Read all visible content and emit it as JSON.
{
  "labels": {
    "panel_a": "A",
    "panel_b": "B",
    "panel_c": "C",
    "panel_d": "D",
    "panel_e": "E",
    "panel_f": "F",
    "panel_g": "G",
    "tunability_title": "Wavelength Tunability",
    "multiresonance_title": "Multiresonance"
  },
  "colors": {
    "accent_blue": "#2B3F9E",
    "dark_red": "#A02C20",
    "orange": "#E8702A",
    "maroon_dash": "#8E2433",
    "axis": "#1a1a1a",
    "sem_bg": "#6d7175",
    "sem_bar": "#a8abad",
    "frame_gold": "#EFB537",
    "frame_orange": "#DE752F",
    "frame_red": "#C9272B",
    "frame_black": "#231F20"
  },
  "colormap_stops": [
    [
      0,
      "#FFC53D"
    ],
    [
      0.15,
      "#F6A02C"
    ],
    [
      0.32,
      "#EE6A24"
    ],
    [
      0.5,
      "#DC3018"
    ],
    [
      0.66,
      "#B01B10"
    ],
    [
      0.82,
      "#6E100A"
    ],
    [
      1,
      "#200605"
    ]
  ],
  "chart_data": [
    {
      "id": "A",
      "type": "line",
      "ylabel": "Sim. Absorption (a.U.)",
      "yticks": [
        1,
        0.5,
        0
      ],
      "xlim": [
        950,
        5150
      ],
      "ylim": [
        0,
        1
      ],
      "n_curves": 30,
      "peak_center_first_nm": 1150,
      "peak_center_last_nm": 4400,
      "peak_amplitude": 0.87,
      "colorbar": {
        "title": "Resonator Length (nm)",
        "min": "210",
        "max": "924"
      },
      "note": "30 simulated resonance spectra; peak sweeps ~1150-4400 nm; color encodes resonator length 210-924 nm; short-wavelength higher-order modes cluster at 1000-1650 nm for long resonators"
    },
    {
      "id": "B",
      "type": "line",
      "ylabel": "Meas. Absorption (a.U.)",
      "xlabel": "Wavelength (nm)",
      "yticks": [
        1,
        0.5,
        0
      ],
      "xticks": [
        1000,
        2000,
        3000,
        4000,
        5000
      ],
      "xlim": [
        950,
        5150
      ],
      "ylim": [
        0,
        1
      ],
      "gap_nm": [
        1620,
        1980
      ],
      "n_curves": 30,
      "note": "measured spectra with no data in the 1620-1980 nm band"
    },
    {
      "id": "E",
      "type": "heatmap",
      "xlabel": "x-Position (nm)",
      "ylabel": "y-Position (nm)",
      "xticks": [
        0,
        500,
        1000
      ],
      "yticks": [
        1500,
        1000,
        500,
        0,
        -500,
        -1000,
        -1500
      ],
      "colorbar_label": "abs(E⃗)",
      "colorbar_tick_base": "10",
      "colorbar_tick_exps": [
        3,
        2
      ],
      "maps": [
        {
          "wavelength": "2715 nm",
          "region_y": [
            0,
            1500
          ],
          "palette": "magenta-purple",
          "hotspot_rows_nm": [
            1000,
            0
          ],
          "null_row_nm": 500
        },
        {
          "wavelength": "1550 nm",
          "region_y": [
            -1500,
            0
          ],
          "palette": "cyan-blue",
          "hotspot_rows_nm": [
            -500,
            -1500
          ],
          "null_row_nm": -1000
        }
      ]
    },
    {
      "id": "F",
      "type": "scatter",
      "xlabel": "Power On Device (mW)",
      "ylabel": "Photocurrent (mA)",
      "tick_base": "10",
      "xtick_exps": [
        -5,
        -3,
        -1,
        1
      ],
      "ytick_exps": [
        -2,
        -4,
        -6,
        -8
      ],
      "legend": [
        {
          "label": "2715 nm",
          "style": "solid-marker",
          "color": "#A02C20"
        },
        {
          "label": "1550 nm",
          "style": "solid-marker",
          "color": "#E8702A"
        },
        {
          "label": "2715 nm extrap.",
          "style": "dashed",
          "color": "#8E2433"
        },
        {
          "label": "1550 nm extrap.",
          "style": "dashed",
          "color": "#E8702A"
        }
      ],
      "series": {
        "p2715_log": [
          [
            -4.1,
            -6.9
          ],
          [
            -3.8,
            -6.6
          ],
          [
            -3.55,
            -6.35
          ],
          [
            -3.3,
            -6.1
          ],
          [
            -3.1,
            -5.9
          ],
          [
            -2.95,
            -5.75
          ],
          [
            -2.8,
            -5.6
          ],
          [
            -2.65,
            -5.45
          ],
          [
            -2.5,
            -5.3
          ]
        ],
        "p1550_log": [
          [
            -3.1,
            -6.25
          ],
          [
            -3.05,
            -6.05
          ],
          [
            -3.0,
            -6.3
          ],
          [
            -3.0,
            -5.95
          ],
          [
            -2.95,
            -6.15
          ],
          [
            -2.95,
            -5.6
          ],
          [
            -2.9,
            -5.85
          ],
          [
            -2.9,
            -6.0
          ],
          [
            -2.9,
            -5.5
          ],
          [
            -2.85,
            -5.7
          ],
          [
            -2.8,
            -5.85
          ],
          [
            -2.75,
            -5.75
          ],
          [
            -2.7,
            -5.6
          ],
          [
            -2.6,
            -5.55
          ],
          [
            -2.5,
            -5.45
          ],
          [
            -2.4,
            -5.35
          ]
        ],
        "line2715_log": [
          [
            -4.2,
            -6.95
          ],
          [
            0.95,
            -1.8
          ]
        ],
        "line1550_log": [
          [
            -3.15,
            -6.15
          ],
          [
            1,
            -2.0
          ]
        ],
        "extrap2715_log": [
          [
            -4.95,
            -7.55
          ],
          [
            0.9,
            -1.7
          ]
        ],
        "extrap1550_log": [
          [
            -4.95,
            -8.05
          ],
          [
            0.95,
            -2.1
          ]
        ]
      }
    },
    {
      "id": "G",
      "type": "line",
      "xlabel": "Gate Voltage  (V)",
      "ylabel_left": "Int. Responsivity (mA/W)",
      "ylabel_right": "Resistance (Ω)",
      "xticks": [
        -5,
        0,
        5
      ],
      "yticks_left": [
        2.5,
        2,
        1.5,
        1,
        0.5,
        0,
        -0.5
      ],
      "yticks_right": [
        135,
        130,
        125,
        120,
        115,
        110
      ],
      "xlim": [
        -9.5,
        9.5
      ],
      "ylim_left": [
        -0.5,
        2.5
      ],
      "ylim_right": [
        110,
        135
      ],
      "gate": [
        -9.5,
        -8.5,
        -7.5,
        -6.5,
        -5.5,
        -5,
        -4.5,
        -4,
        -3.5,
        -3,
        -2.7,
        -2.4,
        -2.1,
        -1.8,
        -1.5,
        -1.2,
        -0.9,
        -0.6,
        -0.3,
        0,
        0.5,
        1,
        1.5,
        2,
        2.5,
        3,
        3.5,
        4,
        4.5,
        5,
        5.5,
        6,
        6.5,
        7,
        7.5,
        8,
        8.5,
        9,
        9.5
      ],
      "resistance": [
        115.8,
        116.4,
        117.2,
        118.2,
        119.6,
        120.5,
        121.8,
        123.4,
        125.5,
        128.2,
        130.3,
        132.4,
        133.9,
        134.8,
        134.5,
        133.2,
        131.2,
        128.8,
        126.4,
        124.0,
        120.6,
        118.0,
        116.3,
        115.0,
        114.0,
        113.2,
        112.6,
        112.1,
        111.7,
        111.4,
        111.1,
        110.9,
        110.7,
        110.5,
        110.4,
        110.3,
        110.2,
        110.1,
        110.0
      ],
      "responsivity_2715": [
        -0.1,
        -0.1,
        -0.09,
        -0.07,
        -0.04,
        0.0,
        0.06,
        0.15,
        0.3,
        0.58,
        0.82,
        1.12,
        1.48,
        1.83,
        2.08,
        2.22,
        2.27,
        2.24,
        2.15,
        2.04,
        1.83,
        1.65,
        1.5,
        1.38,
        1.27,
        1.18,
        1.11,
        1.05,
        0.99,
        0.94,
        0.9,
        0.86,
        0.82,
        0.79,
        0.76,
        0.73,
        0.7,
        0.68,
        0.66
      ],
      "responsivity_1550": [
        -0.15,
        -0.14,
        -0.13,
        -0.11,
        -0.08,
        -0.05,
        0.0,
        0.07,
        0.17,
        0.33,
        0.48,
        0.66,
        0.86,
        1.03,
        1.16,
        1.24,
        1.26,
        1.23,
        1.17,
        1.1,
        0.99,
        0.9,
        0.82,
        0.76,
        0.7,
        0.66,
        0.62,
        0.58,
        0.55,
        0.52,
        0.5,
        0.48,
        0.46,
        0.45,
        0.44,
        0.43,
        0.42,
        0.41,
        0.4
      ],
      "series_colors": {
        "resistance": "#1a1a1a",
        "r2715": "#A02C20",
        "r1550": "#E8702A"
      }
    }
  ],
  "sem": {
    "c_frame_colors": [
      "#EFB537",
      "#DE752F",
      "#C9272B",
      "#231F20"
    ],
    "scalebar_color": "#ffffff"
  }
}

==

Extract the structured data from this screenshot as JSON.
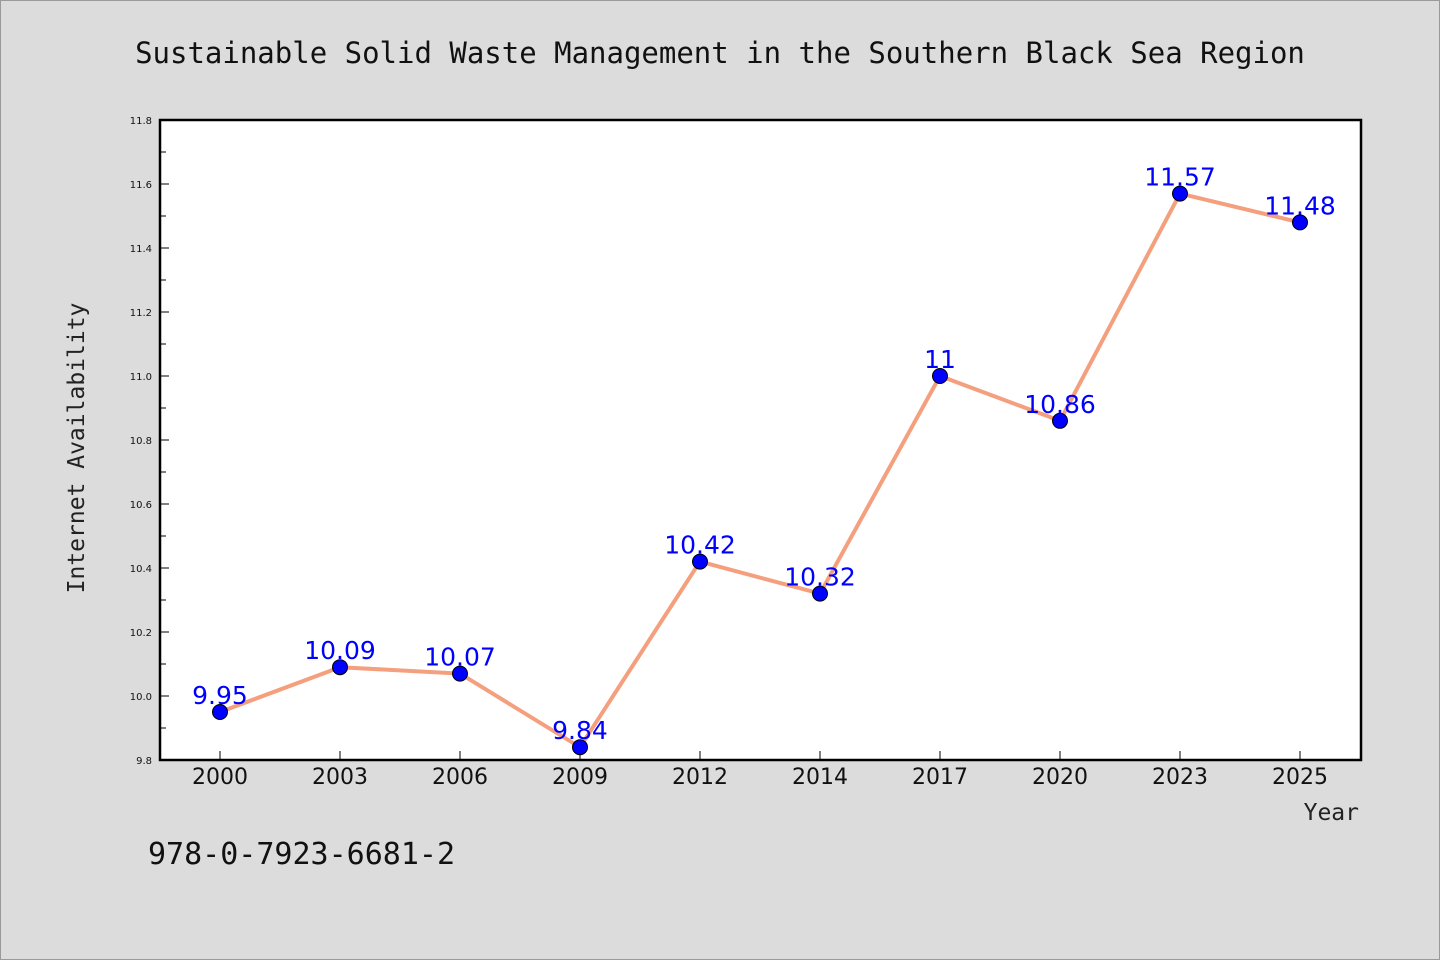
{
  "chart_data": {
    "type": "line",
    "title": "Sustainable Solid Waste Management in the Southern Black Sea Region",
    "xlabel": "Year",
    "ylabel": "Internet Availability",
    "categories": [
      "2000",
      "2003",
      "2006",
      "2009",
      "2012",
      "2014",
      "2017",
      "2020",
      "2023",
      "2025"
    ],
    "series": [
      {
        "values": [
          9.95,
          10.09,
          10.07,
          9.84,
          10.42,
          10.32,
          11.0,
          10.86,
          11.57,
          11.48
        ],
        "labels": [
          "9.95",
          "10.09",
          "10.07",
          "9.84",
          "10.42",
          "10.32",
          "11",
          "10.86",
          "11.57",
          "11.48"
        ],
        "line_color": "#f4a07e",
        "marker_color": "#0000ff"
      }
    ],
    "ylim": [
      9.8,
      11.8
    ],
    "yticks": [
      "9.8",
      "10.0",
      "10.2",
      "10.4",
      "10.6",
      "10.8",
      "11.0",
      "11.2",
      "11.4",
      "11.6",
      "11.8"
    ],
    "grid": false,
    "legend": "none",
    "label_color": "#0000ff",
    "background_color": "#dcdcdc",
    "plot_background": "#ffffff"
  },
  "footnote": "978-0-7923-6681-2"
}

**Aim:**
From the listing above, pick out each line where the word "Absorption" appears.

**Output for this exercise:**
      "ylabel": "Sim. Absorption (a.U.)",
      "ylabel": "Meas. Absorption (a.U.)",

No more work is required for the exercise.